Given instruction -
Leave out the pictures and copy every record exactly.
**** Record excerpts ****
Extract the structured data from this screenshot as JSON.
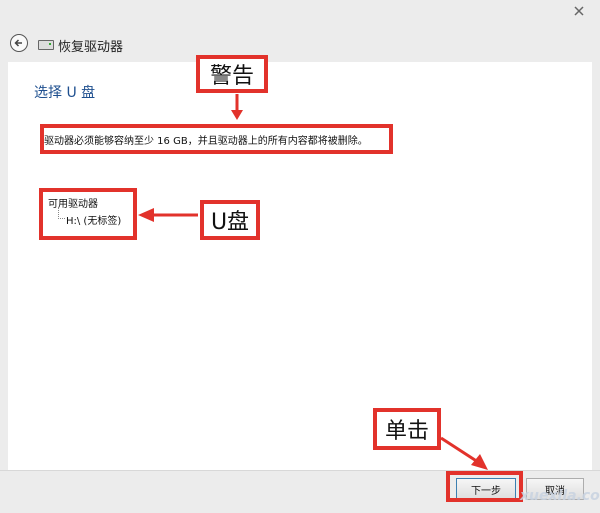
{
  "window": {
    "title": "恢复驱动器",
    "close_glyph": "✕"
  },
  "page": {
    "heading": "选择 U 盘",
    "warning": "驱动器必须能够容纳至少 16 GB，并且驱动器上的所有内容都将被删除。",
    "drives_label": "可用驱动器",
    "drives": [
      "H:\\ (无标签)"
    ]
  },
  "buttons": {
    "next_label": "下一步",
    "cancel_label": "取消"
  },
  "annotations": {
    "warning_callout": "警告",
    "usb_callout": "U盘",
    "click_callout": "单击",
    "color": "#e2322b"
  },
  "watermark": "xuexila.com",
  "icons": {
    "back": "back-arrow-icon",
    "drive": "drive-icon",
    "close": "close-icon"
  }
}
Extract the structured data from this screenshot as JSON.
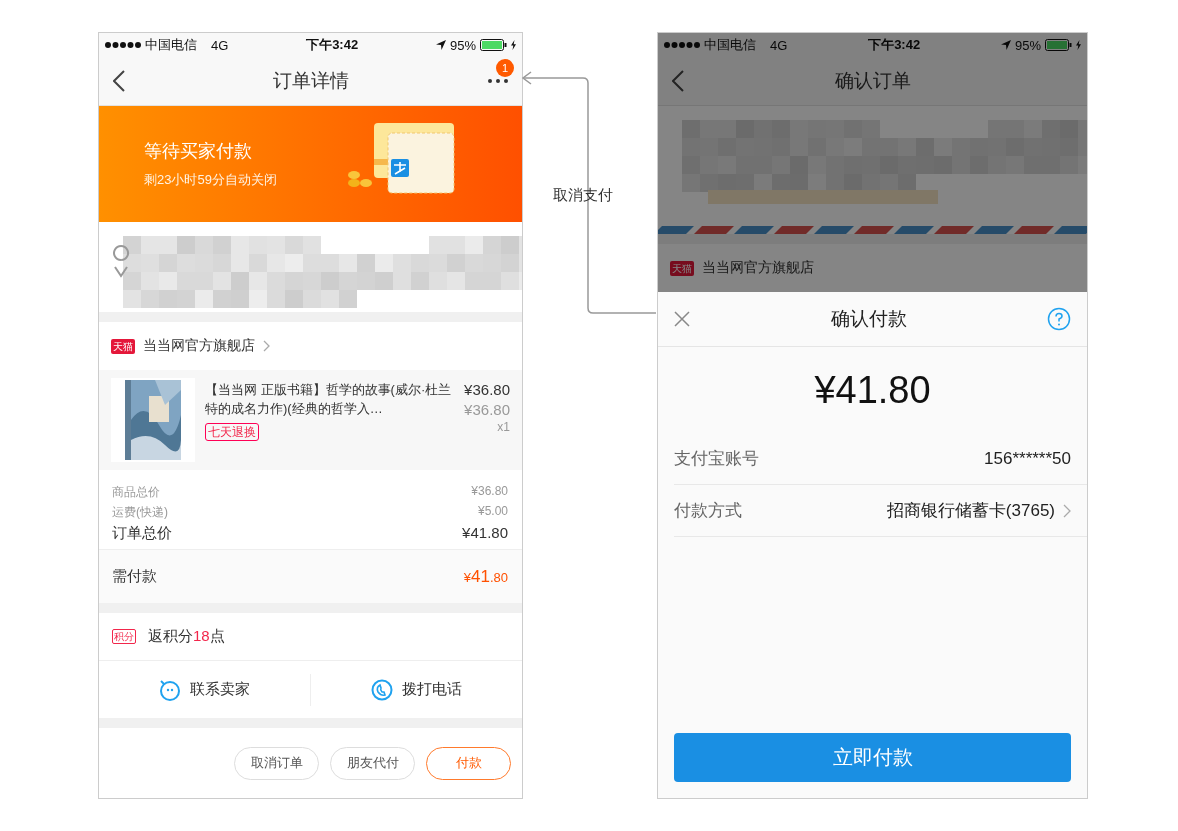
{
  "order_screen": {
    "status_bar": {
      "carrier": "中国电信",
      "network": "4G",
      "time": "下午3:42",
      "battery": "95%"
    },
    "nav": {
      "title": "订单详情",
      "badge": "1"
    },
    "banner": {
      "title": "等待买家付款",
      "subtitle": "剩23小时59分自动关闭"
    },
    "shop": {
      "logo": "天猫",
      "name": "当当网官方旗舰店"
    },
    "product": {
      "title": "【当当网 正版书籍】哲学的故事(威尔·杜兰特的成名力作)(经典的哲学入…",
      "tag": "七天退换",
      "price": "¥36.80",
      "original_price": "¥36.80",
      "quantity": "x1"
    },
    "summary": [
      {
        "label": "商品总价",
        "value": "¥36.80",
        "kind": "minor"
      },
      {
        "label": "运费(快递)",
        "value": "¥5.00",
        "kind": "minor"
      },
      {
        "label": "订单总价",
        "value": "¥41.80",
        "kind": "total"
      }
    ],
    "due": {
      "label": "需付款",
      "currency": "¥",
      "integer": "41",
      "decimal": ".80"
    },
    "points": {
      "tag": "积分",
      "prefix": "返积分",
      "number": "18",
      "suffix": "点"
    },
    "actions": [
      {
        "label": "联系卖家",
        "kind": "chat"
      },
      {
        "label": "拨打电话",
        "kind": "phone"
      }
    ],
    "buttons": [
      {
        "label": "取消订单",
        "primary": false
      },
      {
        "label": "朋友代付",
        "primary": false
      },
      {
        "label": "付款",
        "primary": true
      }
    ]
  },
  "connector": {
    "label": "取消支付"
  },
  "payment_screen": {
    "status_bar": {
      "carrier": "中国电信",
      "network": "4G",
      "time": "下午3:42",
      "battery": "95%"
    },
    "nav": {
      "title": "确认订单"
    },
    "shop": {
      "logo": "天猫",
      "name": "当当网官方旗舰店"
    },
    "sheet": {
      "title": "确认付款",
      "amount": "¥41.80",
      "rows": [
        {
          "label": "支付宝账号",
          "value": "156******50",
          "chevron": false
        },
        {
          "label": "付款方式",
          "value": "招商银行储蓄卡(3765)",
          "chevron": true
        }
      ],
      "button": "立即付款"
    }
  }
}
****
The result -
Extract the structured data from this screenshot as JSON.
{
  "window": {
    "title": "恢复驱动器",
    "close_glyph": "✕"
  },
  "page": {
    "heading": "选择 U 盘",
    "warning": "驱动器必须能够容纳至少 16 GB，并且驱动器上的所有内容都将被删除。",
    "drives_label": "可用驱动器",
    "drives": [
      "H:\\ (无标签)"
    ]
  },
  "buttons": {
    "next_label": "下一步",
    "cancel_label": "取消"
  },
  "annotations": {
    "warning_callout": "警告",
    "usb_callout": "U盘",
    "click_callout": "单击",
    "color": "#e2322b"
  },
  "watermark": "xuexila.com",
  "icons": {
    "back": "back-arrow-icon",
    "drive": "drive-icon",
    "close": "close-icon"
  }
}
Extract the structured data from this screenshot as JSON.
{
  "order_screen": {
    "status_bar": {
      "carrier": "中国电信",
      "network": "4G",
      "time": "下午3:42",
      "battery": "95%"
    },
    "nav": {
      "title": "订单详情",
      "badge": "1"
    },
    "banner": {
      "title": "等待买家付款",
      "subtitle": "剩23小时59分自动关闭"
    },
    "shop": {
      "logo": "天猫",
      "name": "当当网官方旗舰店"
    },
    "product": {
      "title": "【当当网 正版书籍】哲学的故事(威尔·杜兰特的成名力作)(经典的哲学入…",
      "tag": "七天退换",
      "price": "¥36.80",
      "original_price": "¥36.80",
      "quantity": "x1"
    },
    "summary": [
      {
        "label": "商品总价",
        "value": "¥36.80",
        "kind": "minor"
      },
      {
        "label": "运费(快递)",
        "value": "¥5.00",
        "kind": "minor"
      },
      {
        "label": "订单总价",
        "value": "¥41.80",
        "kind": "total"
      }
    ],
    "due": {
      "label": "需付款",
      "currency": "¥",
      "integer": "41",
      "decimal": ".80"
    },
    "points": {
      "tag": "积分",
      "prefix": "返积分",
      "number": "18",
      "suffix": "点"
    },
    "actions": [
      {
        "label": "联系卖家",
        "kind": "chat"
      },
      {
        "label": "拨打电话",
        "kind": "phone"
      }
    ],
    "buttons": [
      {
        "label": "取消订单",
        "primary": false
      },
      {
        "label": "朋友代付",
        "primary": false
      },
      {
        "label": "付款",
        "primary": true
      }
    ]
  },
  "connector": {
    "label": "取消支付"
  },
  "payment_screen": {
    "status_bar": {
      "carrier": "中国电信",
      "network": "4G",
      "time": "下午3:42",
      "battery": "95%"
    },
    "nav": {
      "title": "确认订单"
    },
    "shop": {
      "logo": "天猫",
      "name": "当当网官方旗舰店"
    },
    "sheet": {
      "title": "确认付款",
      "amount": "¥41.80",
      "rows": [
        {
          "label": "支付宝账号",
          "value": "156******50",
          "chevron": false
        },
        {
          "label": "付款方式",
          "value": "招商银行储蓄卡(3765)",
          "chevron": true
        }
      ],
      "button": "立即付款"
    }
  }
}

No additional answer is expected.